- **What you will do**
Repeat every entry in the listing below, exactly.

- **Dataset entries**
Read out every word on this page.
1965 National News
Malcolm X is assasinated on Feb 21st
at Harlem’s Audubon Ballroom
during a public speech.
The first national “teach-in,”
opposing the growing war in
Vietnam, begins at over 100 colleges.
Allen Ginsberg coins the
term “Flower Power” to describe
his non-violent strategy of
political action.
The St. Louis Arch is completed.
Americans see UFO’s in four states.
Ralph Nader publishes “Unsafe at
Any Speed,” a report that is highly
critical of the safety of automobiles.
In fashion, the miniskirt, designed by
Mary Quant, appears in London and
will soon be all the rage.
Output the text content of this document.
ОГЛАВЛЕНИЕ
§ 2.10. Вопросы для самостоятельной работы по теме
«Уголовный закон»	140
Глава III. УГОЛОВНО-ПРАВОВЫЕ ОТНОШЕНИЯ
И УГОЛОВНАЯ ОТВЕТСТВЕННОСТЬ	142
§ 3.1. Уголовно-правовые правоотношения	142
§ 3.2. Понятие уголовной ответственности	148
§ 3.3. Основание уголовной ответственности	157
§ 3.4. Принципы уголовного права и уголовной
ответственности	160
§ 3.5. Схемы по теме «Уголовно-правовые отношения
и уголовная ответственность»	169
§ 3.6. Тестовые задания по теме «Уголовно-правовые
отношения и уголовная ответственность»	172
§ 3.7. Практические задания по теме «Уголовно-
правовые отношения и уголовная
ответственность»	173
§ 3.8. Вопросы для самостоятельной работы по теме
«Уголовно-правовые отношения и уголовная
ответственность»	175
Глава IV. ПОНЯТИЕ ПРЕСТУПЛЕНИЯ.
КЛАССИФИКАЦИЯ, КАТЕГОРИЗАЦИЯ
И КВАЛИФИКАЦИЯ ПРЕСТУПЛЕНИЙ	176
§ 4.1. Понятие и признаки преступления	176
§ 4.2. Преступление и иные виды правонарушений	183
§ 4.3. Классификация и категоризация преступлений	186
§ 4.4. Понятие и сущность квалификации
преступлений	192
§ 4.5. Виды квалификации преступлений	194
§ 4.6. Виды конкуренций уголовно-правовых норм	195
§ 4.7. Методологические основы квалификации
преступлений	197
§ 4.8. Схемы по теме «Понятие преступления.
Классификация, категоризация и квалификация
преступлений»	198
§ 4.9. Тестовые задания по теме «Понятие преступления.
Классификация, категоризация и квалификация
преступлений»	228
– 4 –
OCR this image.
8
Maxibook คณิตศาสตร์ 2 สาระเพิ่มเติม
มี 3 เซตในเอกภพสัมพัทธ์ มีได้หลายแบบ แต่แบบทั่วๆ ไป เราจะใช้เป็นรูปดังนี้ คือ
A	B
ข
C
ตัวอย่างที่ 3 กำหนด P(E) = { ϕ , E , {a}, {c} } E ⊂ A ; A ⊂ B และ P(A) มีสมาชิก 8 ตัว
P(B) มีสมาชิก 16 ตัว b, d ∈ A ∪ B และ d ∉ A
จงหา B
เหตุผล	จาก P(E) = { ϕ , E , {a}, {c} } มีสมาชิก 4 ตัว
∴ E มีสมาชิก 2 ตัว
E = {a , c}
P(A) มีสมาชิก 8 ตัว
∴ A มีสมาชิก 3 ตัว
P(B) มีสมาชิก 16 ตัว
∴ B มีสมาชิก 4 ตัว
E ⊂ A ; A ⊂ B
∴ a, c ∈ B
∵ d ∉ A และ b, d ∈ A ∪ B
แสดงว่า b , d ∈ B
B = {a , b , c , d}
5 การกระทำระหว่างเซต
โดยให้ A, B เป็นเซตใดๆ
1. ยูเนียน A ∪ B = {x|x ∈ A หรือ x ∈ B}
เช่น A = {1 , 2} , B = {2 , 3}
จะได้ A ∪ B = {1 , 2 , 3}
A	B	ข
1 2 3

- **Task output**
Read out every word on this page.
1965 National News
Malcolm X is assasinated on Feb 21st
at Harlem’s Audubon Ballroom
during a public speech.
The first national “teach-in,”
opposing the growing war in
Vietnam, begins at over 100 colleges.
Allen Ginsberg coins the
term “Flower Power” to describe
his non-violent strategy of
political action.
The St. Louis Arch is completed.
Americans see UFO’s in four states.
Ralph Nader publishes “Unsafe at
Any Speed,” a report that is highly
critical of the safety of automobiles.
In fashion, the miniskirt, designed by
Mary Quant, appears in London and
will soon be all the rage.
Output the text content of this document.
ОГЛАВЛЕНИЕ
§ 2.10. Вопросы для самостоятельной работы по теме
«Уголовный закон»	140
Глава III. УГОЛОВНО-ПРАВОВЫЕ ОТНОШЕНИЯ
И УГОЛОВНАЯ ОТВЕТСТВЕННОСТЬ	142
§ 3.1. Уголовно-правовые правоотношения	142
§ 3.2. Понятие уголовной ответственности	148
§ 3.3. Основание уголовной ответственности	157
§ 3.4. Принципы уголовного права и уголовной
ответственности	160
§ 3.5. Схемы по теме «Уголовно-правовые отношения
и уголовная ответственность»	169
§ 3.6. Тестовые задания по теме «Уголовно-правовые
отношения и уголовная ответственность»	172
§ 3.7. Практические задания по теме «Уголовно-
правовые отношения и уголовная
ответственность»	173
§ 3.8. Вопросы для самостоятельной работы по теме
«Уголовно-правовые отношения и уголовная
ответственность»	175
Глава IV. ПОНЯТИЕ ПРЕСТУПЛЕНИЯ.
КЛАССИФИКАЦИЯ, КАТЕГОРИЗАЦИЯ
И КВАЛИФИКАЦИЯ ПРЕСТУПЛЕНИЙ	176
§ 4.1. Понятие и признаки преступления	176
§ 4.2. Преступление и иные виды правонарушений	183
§ 4.3. Классификация и категоризация преступлений	186
§ 4.4. Понятие и сущность квалификации
преступлений	192
§ 4.5. Виды квалификации преступлений	194
§ 4.6. Виды конкуренций уголовно-правовых норм	195
§ 4.7. Методологические основы квалификации
преступлений	197
§ 4.8. Схемы по теме «Понятие преступления.
Классификация, категоризация и квалификация
преступлений»	198
§ 4.9. Тестовые задания по теме «Понятие преступления.
Классификация, категоризация и квалификация
преступлений»	228
– 4 –
OCR this image.
8
Maxibook คณิตศาสตร์ 2 สาระเพิ่มเติม
มี 3 เซตในเอกภพสัมพัทธ์ มีได้หลายแบบ แต่แบบทั่วๆ ไป เราจะใช้เป็นรูปดังนี้ คือ
A	B
ข
C
ตัวอย่างที่ 3 กำหนด P(E) = { ϕ , E , {a}, {c} } E ⊂ A ; A ⊂ B และ P(A) มีสมาชิก 8 ตัว
P(B) มีสมาชิก 16 ตัว b, d ∈ A ∪ B และ d ∉ A
จงหา B
เหตุผล	จาก P(E) = { ϕ , E , {a}, {c} } มีสมาชิก 4 ตัว
∴ E มีสมาชิก 2 ตัว
E = {a , c}
P(A) มีสมาชิก 8 ตัว
∴ A มีสมาชิก 3 ตัว
P(B) มีสมาชิก 16 ตัว
∴ B มีสมาชิก 4 ตัว
E ⊂ A ; A ⊂ B
∴ a, c ∈ B
∵ d ∉ A และ b, d ∈ A ∪ B
แสดงว่า b , d ∈ B
B = {a , b , c , d}
5 การกระทำระหว่างเซต
โดยให้ A, B เป็นเซตใดๆ
1. ยูเนียน A ∪ B = {x|x ∈ A หรือ x ∈ B}
เช่น A = {1 , 2} , B = {2 , 3}
จะได้ A ∪ B = {1 , 2 , 3}
A	B	ข
1 2 3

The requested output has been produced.